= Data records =
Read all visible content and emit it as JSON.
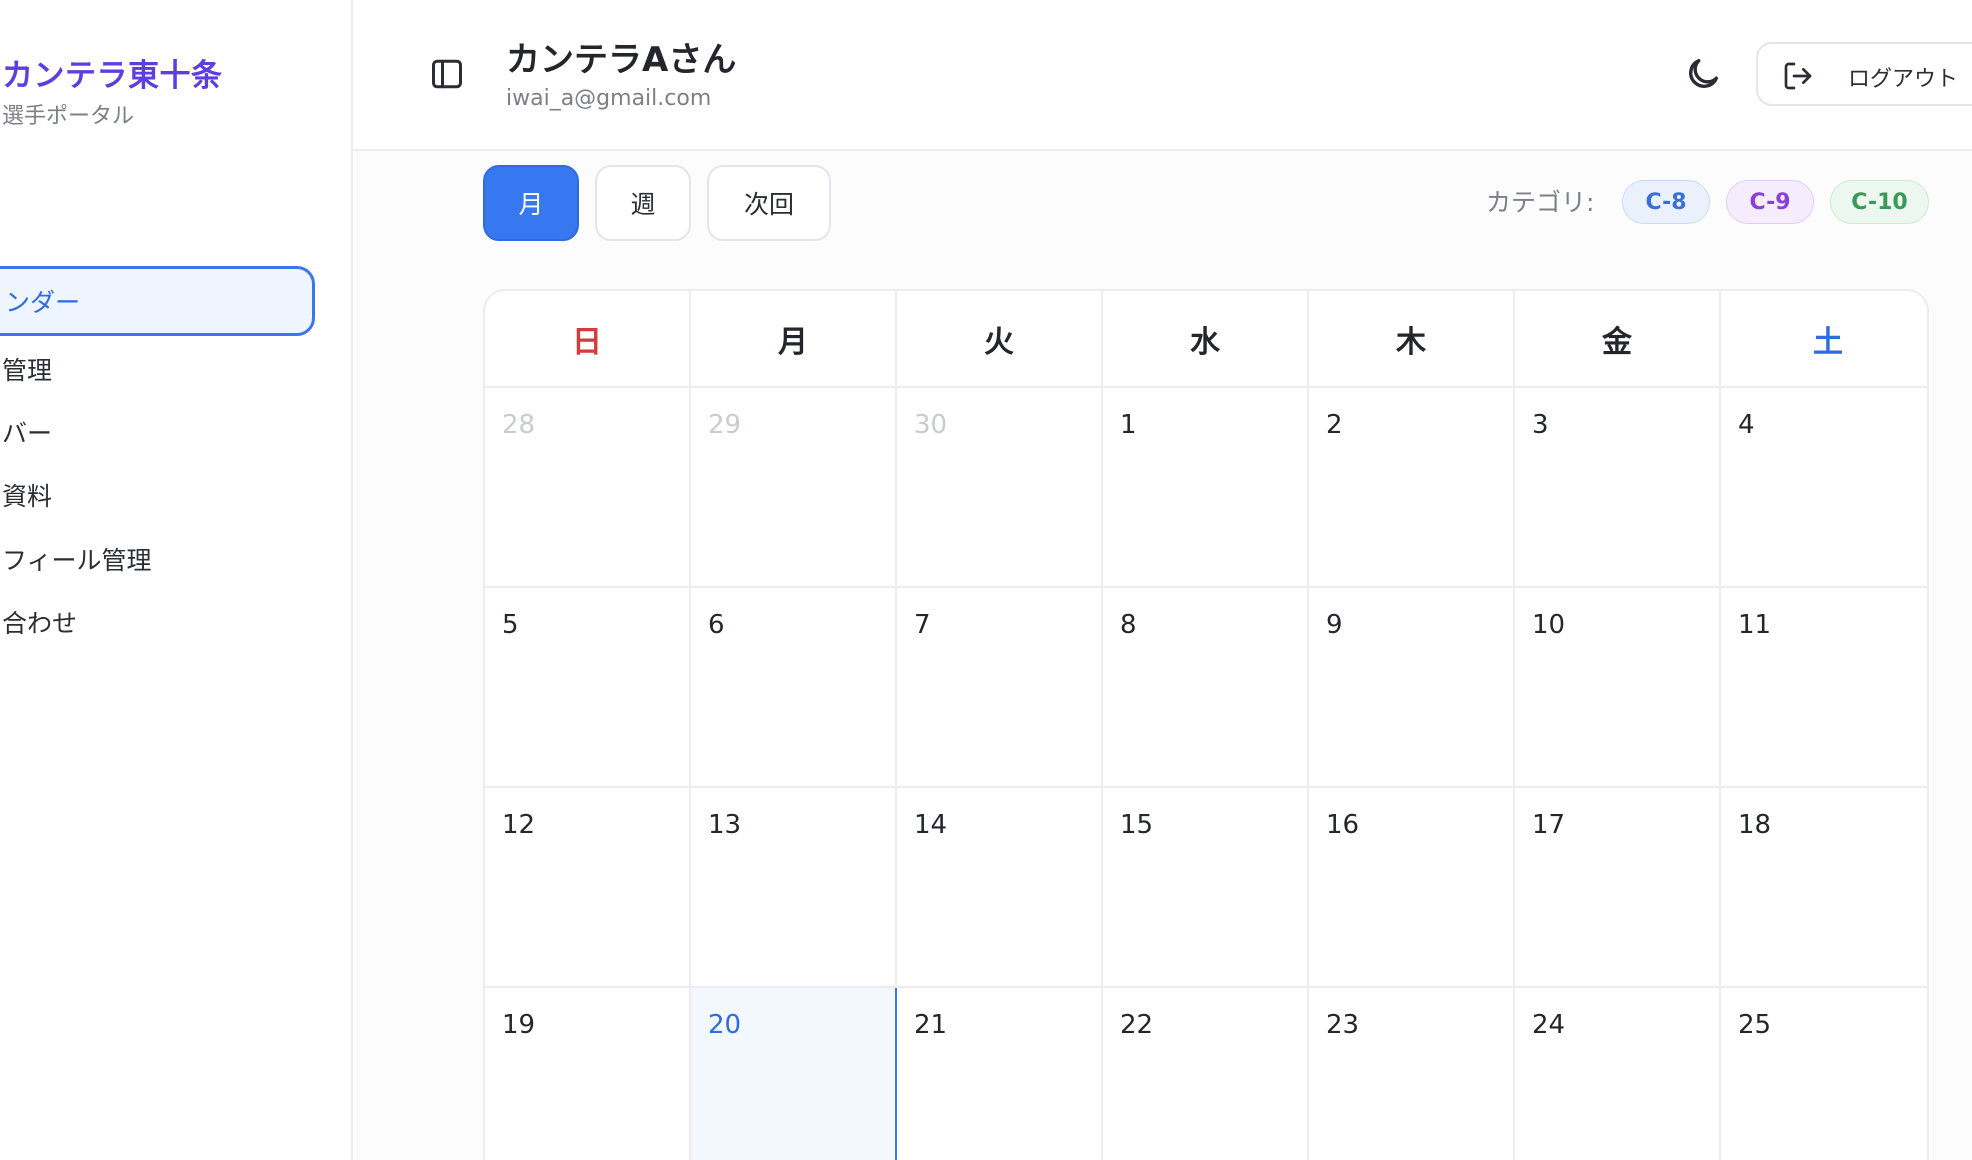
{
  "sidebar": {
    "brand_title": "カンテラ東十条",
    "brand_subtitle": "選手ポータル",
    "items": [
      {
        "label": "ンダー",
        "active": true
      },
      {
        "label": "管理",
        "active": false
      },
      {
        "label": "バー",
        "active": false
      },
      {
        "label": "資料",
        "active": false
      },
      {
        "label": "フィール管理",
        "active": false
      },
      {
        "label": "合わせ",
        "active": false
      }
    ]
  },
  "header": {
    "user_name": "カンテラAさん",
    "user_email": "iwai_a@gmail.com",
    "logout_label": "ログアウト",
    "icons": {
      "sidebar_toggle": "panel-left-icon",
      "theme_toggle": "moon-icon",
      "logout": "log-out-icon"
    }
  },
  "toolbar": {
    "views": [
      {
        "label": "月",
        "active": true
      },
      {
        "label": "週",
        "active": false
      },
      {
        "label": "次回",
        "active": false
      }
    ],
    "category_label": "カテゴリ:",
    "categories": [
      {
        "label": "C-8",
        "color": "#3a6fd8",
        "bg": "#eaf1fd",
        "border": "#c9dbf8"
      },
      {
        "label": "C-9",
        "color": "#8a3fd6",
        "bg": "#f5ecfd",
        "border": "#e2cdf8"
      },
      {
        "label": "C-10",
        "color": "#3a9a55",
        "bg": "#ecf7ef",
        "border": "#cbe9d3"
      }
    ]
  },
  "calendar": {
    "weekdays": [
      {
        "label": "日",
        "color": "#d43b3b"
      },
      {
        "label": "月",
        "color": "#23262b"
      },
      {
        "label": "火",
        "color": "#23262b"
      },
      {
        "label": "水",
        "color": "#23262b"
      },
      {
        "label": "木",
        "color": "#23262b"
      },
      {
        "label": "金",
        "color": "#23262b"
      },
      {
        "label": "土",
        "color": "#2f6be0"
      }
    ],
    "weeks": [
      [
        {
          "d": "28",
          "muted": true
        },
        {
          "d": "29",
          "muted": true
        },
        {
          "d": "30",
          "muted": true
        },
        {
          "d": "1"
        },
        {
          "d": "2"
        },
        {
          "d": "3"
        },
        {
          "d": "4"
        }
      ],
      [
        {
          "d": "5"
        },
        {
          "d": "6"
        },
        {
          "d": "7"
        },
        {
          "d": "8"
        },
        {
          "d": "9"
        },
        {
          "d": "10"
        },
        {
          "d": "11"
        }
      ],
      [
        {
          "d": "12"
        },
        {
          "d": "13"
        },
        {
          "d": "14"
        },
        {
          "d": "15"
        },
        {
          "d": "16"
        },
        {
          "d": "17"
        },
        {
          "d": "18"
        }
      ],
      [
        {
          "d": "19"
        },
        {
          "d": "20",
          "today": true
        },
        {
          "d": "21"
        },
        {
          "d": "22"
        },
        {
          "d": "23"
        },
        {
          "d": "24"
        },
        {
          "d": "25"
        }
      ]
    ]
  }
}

= WHAT IS NEEDED =
Return the listing above in full and without alteration, excluding its pictures.

= SOLUTION TO THIS TASK =
Read all visible content and emit it as JSON.
{
  "sidebar": {
    "brand_title": "カンテラ東十条",
    "brand_subtitle": "選手ポータル",
    "items": [
      {
        "label": "ンダー",
        "active": true
      },
      {
        "label": "管理",
        "active": false
      },
      {
        "label": "バー",
        "active": false
      },
      {
        "label": "資料",
        "active": false
      },
      {
        "label": "フィール管理",
        "active": false
      },
      {
        "label": "合わせ",
        "active": false
      }
    ]
  },
  "header": {
    "user_name": "カンテラAさん",
    "user_email": "iwai_a@gmail.com",
    "logout_label": "ログアウト",
    "icons": {
      "sidebar_toggle": "panel-left-icon",
      "theme_toggle": "moon-icon",
      "logout": "log-out-icon"
    }
  },
  "toolbar": {
    "views": [
      {
        "label": "月",
        "active": true
      },
      {
        "label": "週",
        "active": false
      },
      {
        "label": "次回",
        "active": false
      }
    ],
    "category_label": "カテゴリ:",
    "categories": [
      {
        "label": "C-8",
        "color": "#3a6fd8",
        "bg": "#eaf1fd",
        "border": "#c9dbf8"
      },
      {
        "label": "C-9",
        "color": "#8a3fd6",
        "bg": "#f5ecfd",
        "border": "#e2cdf8"
      },
      {
        "label": "C-10",
        "color": "#3a9a55",
        "bg": "#ecf7ef",
        "border": "#cbe9d3"
      }
    ]
  },
  "calendar": {
    "weekdays": [
      {
        "label": "日",
        "color": "#d43b3b"
      },
      {
        "label": "月",
        "color": "#23262b"
      },
      {
        "label": "火",
        "color": "#23262b"
      },
      {
        "label": "水",
        "color": "#23262b"
      },
      {
        "label": "木",
        "color": "#23262b"
      },
      {
        "label": "金",
        "color": "#23262b"
      },
      {
        "label": "土",
        "color": "#2f6be0"
      }
    ],
    "weeks": [
      [
        {
          "d": "28",
          "muted": true
        },
        {
          "d": "29",
          "muted": true
        },
        {
          "d": "30",
          "muted": true
        },
        {
          "d": "1"
        },
        {
          "d": "2"
        },
        {
          "d": "3"
        },
        {
          "d": "4"
        }
      ],
      [
        {
          "d": "5"
        },
        {
          "d": "6"
        },
        {
          "d": "7"
        },
        {
          "d": "8"
        },
        {
          "d": "9"
        },
        {
          "d": "10"
        },
        {
          "d": "11"
        }
      ],
      [
        {
          "d": "12"
        },
        {
          "d": "13"
        },
        {
          "d": "14"
        },
        {
          "d": "15"
        },
        {
          "d": "16"
        },
        {
          "d": "17"
        },
        {
          "d": "18"
        }
      ],
      [
        {
          "d": "19"
        },
        {
          "d": "20",
          "today": true
        },
        {
          "d": "21"
        },
        {
          "d": "22"
        },
        {
          "d": "23"
        },
        {
          "d": "24"
        },
        {
          "d": "25"
        }
      ]
    ]
  }
}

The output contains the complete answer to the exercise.